> **DATA SUPPLIED**
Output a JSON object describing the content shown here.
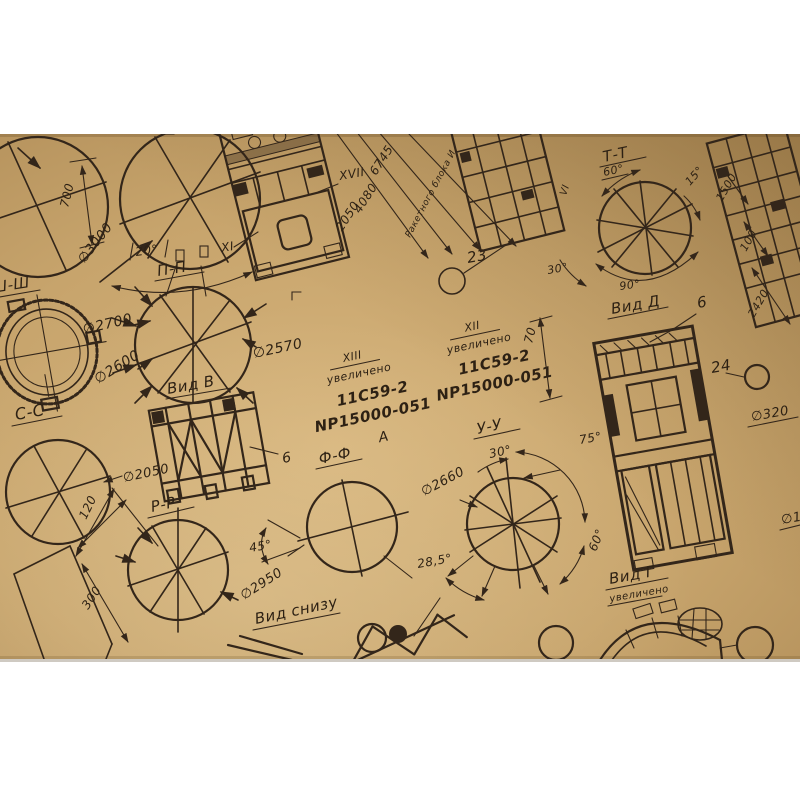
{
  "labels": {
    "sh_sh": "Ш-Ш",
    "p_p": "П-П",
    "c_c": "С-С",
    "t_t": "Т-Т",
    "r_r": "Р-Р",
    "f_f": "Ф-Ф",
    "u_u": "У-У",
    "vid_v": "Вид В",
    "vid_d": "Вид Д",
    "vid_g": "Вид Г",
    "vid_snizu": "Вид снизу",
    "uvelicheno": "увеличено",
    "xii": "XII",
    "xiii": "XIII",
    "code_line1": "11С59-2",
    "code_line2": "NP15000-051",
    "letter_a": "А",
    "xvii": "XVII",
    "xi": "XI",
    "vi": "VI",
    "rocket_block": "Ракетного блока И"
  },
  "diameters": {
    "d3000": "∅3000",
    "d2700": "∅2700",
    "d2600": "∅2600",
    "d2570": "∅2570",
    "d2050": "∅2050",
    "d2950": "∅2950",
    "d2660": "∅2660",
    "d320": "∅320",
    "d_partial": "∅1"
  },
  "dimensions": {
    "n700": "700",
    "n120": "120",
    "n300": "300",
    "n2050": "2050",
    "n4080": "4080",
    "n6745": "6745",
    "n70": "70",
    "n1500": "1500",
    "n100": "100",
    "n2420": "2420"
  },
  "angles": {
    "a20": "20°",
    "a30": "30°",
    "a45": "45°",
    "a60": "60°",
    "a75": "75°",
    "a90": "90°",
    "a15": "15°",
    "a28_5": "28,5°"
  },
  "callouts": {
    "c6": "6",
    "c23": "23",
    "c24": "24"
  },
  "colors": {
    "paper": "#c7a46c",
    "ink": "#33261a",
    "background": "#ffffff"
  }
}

> **DO THIS**
Copy out the listing exactly as it stands, but not the pictures.

> **EXERCISE RESULT**
Output a JSON object describing the content shown here.
{
  "labels": {
    "sh_sh": "Ш-Ш",
    "p_p": "П-П",
    "c_c": "С-С",
    "t_t": "Т-Т",
    "r_r": "Р-Р",
    "f_f": "Ф-Ф",
    "u_u": "У-У",
    "vid_v": "Вид В",
    "vid_d": "Вид Д",
    "vid_g": "Вид Г",
    "vid_snizu": "Вид снизу",
    "uvelicheno": "увеличено",
    "xii": "XII",
    "xiii": "XIII",
    "code_line1": "11С59-2",
    "code_line2": "NP15000-051",
    "letter_a": "А",
    "xvii": "XVII",
    "xi": "XI",
    "vi": "VI",
    "rocket_block": "Ракетного блока И"
  },
  "diameters": {
    "d3000": "∅3000",
    "d2700": "∅2700",
    "d2600": "∅2600",
    "d2570": "∅2570",
    "d2050": "∅2050",
    "d2950": "∅2950",
    "d2660": "∅2660",
    "d320": "∅320",
    "d_partial": "∅1"
  },
  "dimensions": {
    "n700": "700",
    "n120": "120",
    "n300": "300",
    "n2050": "2050",
    "n4080": "4080",
    "n6745": "6745",
    "n70": "70",
    "n1500": "1500",
    "n100": "100",
    "n2420": "2420"
  },
  "angles": {
    "a20": "20°",
    "a30": "30°",
    "a45": "45°",
    "a60": "60°",
    "a75": "75°",
    "a90": "90°",
    "a15": "15°",
    "a28_5": "28,5°"
  },
  "callouts": {
    "c6": "6",
    "c23": "23",
    "c24": "24"
  },
  "colors": {
    "paper": "#c7a46c",
    "ink": "#33261a",
    "background": "#ffffff"
  }
}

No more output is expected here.